— Data section —
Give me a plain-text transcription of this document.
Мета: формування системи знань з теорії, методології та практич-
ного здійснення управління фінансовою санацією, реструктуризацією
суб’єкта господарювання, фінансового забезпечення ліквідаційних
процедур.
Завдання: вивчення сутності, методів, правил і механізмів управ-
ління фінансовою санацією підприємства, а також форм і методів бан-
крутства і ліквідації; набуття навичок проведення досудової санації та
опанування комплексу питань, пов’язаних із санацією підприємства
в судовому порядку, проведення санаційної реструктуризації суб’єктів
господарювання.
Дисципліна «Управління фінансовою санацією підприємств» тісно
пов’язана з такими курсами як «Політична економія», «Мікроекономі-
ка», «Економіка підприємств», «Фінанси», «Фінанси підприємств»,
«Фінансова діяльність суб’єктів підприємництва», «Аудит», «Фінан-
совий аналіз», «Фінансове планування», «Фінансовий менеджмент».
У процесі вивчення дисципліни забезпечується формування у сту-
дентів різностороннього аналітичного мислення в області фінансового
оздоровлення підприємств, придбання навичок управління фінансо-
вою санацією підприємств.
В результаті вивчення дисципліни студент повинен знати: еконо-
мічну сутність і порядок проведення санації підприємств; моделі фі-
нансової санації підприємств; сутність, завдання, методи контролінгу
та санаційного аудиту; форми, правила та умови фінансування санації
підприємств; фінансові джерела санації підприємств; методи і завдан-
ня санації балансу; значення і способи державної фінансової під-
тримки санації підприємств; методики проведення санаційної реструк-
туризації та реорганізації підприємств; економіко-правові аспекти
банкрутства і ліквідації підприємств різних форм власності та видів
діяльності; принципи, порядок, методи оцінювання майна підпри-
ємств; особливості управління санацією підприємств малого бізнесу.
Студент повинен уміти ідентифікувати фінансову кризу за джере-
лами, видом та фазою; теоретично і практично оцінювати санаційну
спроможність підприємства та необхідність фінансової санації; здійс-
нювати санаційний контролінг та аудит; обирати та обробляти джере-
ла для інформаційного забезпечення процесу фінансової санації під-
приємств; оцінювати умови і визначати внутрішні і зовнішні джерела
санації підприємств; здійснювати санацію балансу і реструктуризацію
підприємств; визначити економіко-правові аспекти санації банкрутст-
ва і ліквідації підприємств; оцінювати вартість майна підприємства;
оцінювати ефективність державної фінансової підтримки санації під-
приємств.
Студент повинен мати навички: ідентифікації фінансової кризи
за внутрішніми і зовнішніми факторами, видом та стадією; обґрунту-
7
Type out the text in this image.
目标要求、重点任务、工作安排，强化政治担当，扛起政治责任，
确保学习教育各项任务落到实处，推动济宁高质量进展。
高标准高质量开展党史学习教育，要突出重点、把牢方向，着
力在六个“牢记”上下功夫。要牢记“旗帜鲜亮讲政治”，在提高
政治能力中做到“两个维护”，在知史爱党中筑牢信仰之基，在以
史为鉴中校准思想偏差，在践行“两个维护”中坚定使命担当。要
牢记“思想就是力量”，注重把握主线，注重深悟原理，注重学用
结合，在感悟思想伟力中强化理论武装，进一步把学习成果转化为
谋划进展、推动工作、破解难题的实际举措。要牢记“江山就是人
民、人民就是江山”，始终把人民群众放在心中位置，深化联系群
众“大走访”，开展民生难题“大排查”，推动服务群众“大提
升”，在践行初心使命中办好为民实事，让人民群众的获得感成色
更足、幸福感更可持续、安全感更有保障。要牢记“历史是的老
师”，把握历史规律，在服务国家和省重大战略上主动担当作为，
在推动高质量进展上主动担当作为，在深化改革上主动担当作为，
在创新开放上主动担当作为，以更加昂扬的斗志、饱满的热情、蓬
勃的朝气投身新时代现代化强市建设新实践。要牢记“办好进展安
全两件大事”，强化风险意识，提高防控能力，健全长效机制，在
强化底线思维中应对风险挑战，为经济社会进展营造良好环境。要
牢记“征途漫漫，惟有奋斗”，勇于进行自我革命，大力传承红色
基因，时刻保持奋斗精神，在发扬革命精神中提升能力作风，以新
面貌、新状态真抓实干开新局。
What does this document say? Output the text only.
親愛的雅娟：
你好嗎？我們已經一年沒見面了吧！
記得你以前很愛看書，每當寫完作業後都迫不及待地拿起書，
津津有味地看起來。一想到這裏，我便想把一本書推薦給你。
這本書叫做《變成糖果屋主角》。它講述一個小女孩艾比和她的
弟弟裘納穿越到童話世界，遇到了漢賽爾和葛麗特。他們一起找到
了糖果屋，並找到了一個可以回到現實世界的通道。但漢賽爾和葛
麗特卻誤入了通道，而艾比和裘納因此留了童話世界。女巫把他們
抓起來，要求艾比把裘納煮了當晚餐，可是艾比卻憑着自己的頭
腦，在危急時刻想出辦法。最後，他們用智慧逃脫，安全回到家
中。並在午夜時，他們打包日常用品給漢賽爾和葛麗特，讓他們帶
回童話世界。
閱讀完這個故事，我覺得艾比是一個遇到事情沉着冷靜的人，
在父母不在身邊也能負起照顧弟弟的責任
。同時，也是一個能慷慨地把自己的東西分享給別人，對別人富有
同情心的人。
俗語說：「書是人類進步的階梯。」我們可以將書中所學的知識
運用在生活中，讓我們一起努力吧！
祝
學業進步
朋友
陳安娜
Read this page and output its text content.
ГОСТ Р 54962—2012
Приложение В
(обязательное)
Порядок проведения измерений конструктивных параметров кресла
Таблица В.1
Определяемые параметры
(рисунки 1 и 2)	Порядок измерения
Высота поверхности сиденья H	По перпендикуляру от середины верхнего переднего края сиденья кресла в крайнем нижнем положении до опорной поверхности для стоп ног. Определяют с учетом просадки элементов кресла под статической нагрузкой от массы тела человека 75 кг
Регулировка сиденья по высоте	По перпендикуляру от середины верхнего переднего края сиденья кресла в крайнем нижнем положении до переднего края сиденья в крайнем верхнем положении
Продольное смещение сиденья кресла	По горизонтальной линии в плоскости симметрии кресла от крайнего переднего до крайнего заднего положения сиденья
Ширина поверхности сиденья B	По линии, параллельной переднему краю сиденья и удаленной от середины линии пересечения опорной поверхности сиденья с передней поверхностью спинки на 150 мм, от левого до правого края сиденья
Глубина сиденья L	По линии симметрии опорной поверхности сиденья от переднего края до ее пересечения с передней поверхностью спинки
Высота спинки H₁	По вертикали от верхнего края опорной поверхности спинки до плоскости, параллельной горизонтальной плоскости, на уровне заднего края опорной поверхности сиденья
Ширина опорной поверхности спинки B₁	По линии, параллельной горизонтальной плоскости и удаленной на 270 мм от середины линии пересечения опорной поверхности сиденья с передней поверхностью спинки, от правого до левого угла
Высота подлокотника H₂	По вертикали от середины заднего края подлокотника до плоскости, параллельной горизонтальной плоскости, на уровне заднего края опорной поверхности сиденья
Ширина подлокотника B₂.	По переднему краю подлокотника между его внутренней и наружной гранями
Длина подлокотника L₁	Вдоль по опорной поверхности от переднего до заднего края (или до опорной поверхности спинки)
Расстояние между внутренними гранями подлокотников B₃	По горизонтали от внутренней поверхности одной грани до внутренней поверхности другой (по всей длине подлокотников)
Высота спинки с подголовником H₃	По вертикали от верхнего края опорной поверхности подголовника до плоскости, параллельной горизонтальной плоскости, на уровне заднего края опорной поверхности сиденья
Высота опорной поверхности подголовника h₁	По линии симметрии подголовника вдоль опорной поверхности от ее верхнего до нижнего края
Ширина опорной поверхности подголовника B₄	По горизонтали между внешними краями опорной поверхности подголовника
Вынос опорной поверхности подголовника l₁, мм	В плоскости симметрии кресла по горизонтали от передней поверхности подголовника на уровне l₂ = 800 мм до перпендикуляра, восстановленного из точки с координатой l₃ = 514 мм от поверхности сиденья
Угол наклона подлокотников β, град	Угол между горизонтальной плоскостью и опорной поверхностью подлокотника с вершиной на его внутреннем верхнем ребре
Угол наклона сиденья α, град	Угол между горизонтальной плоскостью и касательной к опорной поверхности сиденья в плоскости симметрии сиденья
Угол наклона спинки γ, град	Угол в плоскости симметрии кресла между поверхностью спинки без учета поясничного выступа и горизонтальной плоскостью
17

— What needs to be done —
Only the number is needed: state how many lines in the listing contain "навичок".

— Final result —
2